== Records for the task

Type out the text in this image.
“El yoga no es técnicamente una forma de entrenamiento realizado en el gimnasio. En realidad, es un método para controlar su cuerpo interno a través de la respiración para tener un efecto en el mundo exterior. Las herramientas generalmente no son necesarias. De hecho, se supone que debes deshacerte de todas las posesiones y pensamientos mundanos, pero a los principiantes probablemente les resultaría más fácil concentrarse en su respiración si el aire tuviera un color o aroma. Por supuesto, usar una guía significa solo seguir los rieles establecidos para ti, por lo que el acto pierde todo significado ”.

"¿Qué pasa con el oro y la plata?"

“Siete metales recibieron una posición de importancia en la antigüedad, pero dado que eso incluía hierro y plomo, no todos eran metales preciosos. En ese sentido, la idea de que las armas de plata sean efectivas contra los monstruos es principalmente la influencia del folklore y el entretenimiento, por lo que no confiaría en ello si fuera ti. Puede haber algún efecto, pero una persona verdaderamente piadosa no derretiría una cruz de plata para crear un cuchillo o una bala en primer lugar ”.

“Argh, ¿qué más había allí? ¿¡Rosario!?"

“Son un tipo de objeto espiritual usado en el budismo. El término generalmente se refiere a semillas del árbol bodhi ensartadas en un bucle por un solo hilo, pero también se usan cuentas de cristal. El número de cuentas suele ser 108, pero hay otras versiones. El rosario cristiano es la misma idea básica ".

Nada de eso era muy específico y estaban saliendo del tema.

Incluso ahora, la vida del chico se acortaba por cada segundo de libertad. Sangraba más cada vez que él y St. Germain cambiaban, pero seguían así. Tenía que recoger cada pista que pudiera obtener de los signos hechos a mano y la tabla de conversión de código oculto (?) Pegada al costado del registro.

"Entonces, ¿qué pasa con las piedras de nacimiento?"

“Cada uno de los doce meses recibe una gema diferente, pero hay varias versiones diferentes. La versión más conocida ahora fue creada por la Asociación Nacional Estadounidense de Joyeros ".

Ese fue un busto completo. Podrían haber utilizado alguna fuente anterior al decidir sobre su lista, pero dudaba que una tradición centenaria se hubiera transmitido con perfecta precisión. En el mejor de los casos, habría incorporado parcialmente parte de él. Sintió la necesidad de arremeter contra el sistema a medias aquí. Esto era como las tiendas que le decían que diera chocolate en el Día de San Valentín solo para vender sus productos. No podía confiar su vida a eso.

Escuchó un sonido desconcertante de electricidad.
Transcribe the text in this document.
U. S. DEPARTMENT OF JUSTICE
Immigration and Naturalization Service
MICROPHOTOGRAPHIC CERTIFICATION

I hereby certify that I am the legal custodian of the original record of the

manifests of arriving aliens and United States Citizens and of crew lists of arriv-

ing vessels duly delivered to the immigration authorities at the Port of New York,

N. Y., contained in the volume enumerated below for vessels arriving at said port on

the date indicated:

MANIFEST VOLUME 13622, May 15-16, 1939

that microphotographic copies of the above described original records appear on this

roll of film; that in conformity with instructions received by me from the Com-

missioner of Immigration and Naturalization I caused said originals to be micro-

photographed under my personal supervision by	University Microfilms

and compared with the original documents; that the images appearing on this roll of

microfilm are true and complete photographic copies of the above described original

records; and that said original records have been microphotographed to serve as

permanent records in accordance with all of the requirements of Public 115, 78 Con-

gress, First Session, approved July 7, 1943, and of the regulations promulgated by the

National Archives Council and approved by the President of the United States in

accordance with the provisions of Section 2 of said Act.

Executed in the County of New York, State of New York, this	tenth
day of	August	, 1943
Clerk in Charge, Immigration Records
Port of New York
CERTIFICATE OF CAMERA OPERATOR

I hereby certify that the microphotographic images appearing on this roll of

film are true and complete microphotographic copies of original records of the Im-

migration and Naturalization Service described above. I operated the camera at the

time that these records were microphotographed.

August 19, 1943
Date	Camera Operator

====

[The request]: Write out every record verbatim.

[Task answer]:
Type out the text in this image.
“El yoga no es técnicamente una forma de entrenamiento realizado en el gimnasio. En realidad, es un método para controlar su cuerpo interno a través de la respiración para tener un efecto en el mundo exterior. Las herramientas generalmente no son necesarias. De hecho, se supone que debes deshacerte de todas las posesiones y pensamientos mundanos, pero a los principiantes probablemente les resultaría más fácil concentrarse en su respiración si el aire tuviera un color o aroma. Por supuesto, usar una guía significa solo seguir los rieles establecidos para ti, por lo que el acto pierde todo significado ”.

"¿Qué pasa con el oro y la plata?"

“Siete metales recibieron una posición de importancia en la antigüedad, pero dado que eso incluía hierro y plomo, no todos eran metales preciosos. En ese sentido, la idea de que las armas de plata sean efectivas contra los monstruos es principalmente la influencia del folklore y el entretenimiento, por lo que no confiaría en ello si fuera ti. Puede haber algún efecto, pero una persona verdaderamente piadosa no derretiría una cruz de plata para crear un cuchillo o una bala en primer lugar ”.

“Argh, ¿qué más había allí? ¿¡Rosario!?"

“Son un tipo de objeto espiritual usado en el budismo. El término generalmente se refiere a semillas del árbol bodhi ensartadas en un bucle por un solo hilo, pero también se usan cuentas de cristal. El número de cuentas suele ser 108, pero hay otras versiones. El rosario cristiano es la misma idea básica ".

Nada de eso era muy específico y estaban saliendo del tema.

Incluso ahora, la vida del chico se acortaba por cada segundo de libertad. Sangraba más cada vez que él y St. Germain cambiaban, pero seguían así. Tenía que recoger cada pista que pudiera obtener de los signos hechos a mano y la tabla de conversión de código oculto (?) Pegada al costado del registro.

"Entonces, ¿qué pasa con las piedras de nacimiento?"

“Cada uno de los doce meses recibe una gema diferente, pero hay varias versiones diferentes. La versión más conocida ahora fue creada por la Asociación Nacional Estadounidense de Joyeros ".

Ese fue un busto completo. Podrían haber utilizado alguna fuente anterior al decidir sobre su lista, pero dudaba que una tradición centenaria se hubiera transmitido con perfecta precisión. En el mejor de los casos, habría incorporado parcialmente parte de él. Sintió la necesidad de arremeter contra el sistema a medias aquí. Esto era como las tiendas que le decían que diera chocolate en el Día de San Valentín solo para vender sus productos. No podía confiar su vida a eso.

Escuchó un sonido desconcertante de electricidad.
Transcribe the text in this document.
U. S. DEPARTMENT OF JUSTICE
Immigration and Naturalization Service
MICROPHOTOGRAPHIC CERTIFICATION

I hereby certify that I am the legal custodian of the original record of the

manifests of arriving aliens and United States Citizens and of crew lists of arriv-

ing vessels duly delivered to the immigration authorities at the Port of New York,

N. Y., contained in the volume enumerated below for vessels arriving at said port on

the date indicated:

MANIFEST VOLUME 13622, May 15-16, 1939

that microphotographic copies of the above described original records appear on this

roll of film; that in conformity with instructions received by me from the Com-

missioner of Immigration and Naturalization I caused said originals to be micro-

photographed under my personal supervision by	University Microfilms

and compared with the original documents; that the images appearing on this roll of

microfilm are true and complete photographic copies of the above described original

records; and that said original records have been microphotographed to serve as

permanent records in accordance with all of the requirements of Public 115, 78 Con-

gress, First Session, approved July 7, 1943, and of the regulations promulgated by the

National Archives Council and approved by the President of the United States in

accordance with the provisions of Section 2 of said Act.

Executed in the County of New York, State of New York, this	tenth
day of	August	, 1943
Clerk in Charge, Immigration Records
Port of New York
CERTIFICATE OF CAMERA OPERATOR

I hereby certify that the microphotographic images appearing on this roll of

film are true and complete microphotographic copies of original records of the Im-

migration and Naturalization Service described above. I operated the camera at the

time that these records were microphotographed.

August 19, 1943
Date	Camera Operator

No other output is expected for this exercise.